_Short problem:_
Copy out every line of the records below without changing anything.
[Data provided start]
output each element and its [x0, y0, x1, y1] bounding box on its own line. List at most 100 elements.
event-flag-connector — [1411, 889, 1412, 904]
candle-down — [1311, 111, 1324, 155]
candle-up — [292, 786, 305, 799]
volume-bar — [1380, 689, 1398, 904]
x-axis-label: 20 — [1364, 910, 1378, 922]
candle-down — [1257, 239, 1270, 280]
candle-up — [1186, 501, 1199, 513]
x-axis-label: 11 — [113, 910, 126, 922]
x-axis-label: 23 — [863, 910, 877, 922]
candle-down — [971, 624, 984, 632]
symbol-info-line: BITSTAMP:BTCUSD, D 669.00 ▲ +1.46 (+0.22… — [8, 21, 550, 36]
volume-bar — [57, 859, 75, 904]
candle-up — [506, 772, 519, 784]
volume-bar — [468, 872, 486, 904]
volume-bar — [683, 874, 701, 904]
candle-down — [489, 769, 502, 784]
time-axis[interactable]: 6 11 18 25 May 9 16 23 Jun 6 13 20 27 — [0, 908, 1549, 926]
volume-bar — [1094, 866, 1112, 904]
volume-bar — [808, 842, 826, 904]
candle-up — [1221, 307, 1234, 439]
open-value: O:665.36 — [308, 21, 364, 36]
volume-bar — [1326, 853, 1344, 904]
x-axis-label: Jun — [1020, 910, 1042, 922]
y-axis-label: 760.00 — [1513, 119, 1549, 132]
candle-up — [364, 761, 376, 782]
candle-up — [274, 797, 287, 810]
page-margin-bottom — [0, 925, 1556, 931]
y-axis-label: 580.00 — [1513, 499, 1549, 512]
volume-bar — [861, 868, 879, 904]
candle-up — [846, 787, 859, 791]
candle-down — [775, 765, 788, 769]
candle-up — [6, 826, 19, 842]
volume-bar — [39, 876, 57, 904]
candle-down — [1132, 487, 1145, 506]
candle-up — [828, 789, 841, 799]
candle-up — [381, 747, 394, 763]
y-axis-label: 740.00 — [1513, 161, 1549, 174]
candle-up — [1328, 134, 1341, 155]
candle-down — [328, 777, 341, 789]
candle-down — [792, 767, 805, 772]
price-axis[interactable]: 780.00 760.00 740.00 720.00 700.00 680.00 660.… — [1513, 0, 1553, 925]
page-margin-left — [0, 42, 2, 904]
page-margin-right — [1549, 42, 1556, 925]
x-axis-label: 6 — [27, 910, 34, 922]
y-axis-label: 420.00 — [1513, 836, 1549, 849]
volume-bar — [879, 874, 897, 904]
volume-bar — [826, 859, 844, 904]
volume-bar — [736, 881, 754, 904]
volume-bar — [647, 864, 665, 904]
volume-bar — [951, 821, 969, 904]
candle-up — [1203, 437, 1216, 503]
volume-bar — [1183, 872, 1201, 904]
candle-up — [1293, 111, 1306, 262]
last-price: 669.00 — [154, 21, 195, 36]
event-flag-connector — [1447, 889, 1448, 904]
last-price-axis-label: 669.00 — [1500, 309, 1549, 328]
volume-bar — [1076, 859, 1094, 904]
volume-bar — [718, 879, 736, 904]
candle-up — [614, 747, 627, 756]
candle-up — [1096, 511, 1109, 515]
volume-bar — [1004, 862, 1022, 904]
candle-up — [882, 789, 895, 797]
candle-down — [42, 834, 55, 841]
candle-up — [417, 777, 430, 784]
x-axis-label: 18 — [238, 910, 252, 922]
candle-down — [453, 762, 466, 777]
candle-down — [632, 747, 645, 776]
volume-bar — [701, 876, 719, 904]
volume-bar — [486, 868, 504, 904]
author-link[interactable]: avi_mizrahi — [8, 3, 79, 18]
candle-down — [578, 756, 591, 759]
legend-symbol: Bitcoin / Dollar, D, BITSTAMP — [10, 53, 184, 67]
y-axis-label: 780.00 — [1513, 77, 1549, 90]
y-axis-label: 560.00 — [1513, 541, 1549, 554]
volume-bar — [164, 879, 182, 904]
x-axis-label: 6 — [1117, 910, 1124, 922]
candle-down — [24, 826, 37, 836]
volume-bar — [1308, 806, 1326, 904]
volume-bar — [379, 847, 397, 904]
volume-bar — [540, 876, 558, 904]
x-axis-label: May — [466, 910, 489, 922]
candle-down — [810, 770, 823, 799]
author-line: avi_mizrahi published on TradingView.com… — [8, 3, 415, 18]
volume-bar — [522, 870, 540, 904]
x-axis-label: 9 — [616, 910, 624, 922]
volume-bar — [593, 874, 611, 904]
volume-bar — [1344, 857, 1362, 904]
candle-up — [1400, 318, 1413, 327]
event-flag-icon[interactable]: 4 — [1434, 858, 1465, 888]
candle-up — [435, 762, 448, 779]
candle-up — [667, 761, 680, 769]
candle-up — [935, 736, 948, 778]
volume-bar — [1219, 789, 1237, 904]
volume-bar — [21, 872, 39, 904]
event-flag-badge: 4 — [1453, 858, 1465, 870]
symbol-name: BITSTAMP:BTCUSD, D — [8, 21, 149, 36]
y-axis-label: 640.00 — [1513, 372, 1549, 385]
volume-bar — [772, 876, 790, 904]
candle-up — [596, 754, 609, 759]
[Data provided end]
_Finished task:_
output each element and its [x0, y0, x1, y1] bounding box on its own line. List at most 100 elements.
event-flag-connector — [1411, 889, 1412, 904]
candle-down — [1311, 111, 1324, 155]
candle-up — [292, 786, 305, 799]
volume-bar — [1380, 689, 1398, 904]
x-axis-label: 20 — [1364, 910, 1378, 922]
candle-down — [1257, 239, 1270, 280]
candle-up — [1186, 501, 1199, 513]
x-axis-label: 11 — [113, 910, 126, 922]
x-axis-label: 23 — [863, 910, 877, 922]
candle-down — [971, 624, 984, 632]
symbol-info-line: BITSTAMP:BTCUSD, D 669.00 ▲ +1.46 (+0.22… — [8, 21, 550, 36]
volume-bar — [57, 859, 75, 904]
candle-up — [506, 772, 519, 784]
volume-bar — [468, 872, 486, 904]
volume-bar — [683, 874, 701, 904]
candle-down — [489, 769, 502, 784]
time-axis[interactable]: 6 11 18 25 May 9 16 23 Jun 6 13 20 27 — [0, 908, 1549, 926]
volume-bar — [1094, 866, 1112, 904]
volume-bar — [808, 842, 826, 904]
candle-up — [1221, 307, 1234, 439]
open-value: O:665.36 — [308, 21, 364, 36]
volume-bar — [1326, 853, 1344, 904]
x-axis-label: Jun — [1020, 910, 1042, 922]
y-axis-label: 760.00 — [1513, 119, 1549, 132]
candle-up — [364, 761, 376, 782]
candle-up — [274, 797, 287, 810]
page-margin-bottom — [0, 925, 1556, 931]
y-axis-label: 580.00 — [1513, 499, 1549, 512]
volume-bar — [861, 868, 879, 904]
candle-up — [846, 787, 859, 791]
candle-down — [775, 765, 788, 769]
candle-up — [6, 826, 19, 842]
volume-bar — [39, 876, 57, 904]
candle-down — [1132, 487, 1145, 506]
candle-up — [828, 789, 841, 799]
candle-up — [381, 747, 394, 763]
y-axis-label: 740.00 — [1513, 161, 1549, 174]
candle-up — [1328, 134, 1341, 155]
candle-down — [328, 777, 341, 789]
candle-down — [792, 767, 805, 772]
price-axis[interactable]: 780.00 760.00 740.00 720.00 700.00 680.00 660.… — [1513, 0, 1553, 925]
page-margin-left — [0, 42, 2, 904]
page-margin-right — [1549, 42, 1556, 925]
x-axis-label: 6 — [27, 910, 34, 922]
y-axis-label: 420.00 — [1513, 836, 1549, 849]
volume-bar — [879, 874, 897, 904]
volume-bar — [826, 859, 844, 904]
volume-bar — [736, 881, 754, 904]
volume-bar — [647, 864, 665, 904]
volume-bar — [951, 821, 969, 904]
candle-up — [1203, 437, 1216, 503]
volume-bar — [1183, 872, 1201, 904]
candle-up — [1293, 111, 1306, 262]
last-price: 669.00 — [154, 21, 195, 36]
event-flag-connector — [1447, 889, 1448, 904]
last-price-axis-label: 669.00 — [1500, 309, 1549, 328]
volume-bar — [1076, 859, 1094, 904]
volume-bar — [718, 879, 736, 904]
candle-up — [614, 747, 627, 756]
candle-up — [1096, 511, 1109, 515]
volume-bar — [1004, 862, 1022, 904]
candle-up — [882, 789, 895, 797]
candle-down — [42, 834, 55, 841]
candle-up — [417, 777, 430, 784]
x-axis-label: 18 — [238, 910, 252, 922]
candle-down — [453, 762, 466, 777]
candle-down — [632, 747, 645, 776]
volume-bar — [701, 876, 719, 904]
volume-bar — [486, 868, 504, 904]
author-link[interactable]: avi_mizrahi — [8, 3, 79, 18]
candle-down — [578, 756, 591, 759]
legend-symbol: Bitcoin / Dollar, D, BITSTAMP — [10, 53, 184, 67]
y-axis-label: 780.00 — [1513, 77, 1549, 90]
y-axis-label: 560.00 — [1513, 541, 1549, 554]
volume-bar — [164, 879, 182, 904]
x-axis-label: 6 — [1117, 910, 1124, 922]
candle-down — [24, 826, 37, 836]
volume-bar — [1308, 806, 1326, 904]
volume-bar — [379, 847, 397, 904]
volume-bar — [540, 876, 558, 904]
x-axis-label: May — [466, 910, 489, 922]
candle-down — [810, 770, 823, 799]
author-line: avi_mizrahi published on TradingView.com… — [8, 3, 415, 18]
volume-bar — [522, 870, 540, 904]
x-axis-label: 9 — [616, 910, 624, 922]
volume-bar — [593, 874, 611, 904]
volume-bar — [1344, 857, 1362, 904]
candle-up — [1400, 318, 1413, 327]
event-flag-icon[interactable]: 4 — [1434, 858, 1465, 888]
candle-up — [435, 762, 448, 779]
candle-up — [667, 761, 680, 769]
candle-up — [935, 736, 948, 778]
volume-bar — [1219, 789, 1237, 904]
volume-bar — [21, 872, 39, 904]
event-flag-badge: 4 — [1453, 858, 1465, 870]
symbol-name: BITSTAMP:BTCUSD, D — [8, 21, 149, 36]
y-axis-label: 640.00 — [1513, 372, 1549, 385]
volume-bar — [772, 876, 790, 904]
candle-up — [596, 754, 609, 759]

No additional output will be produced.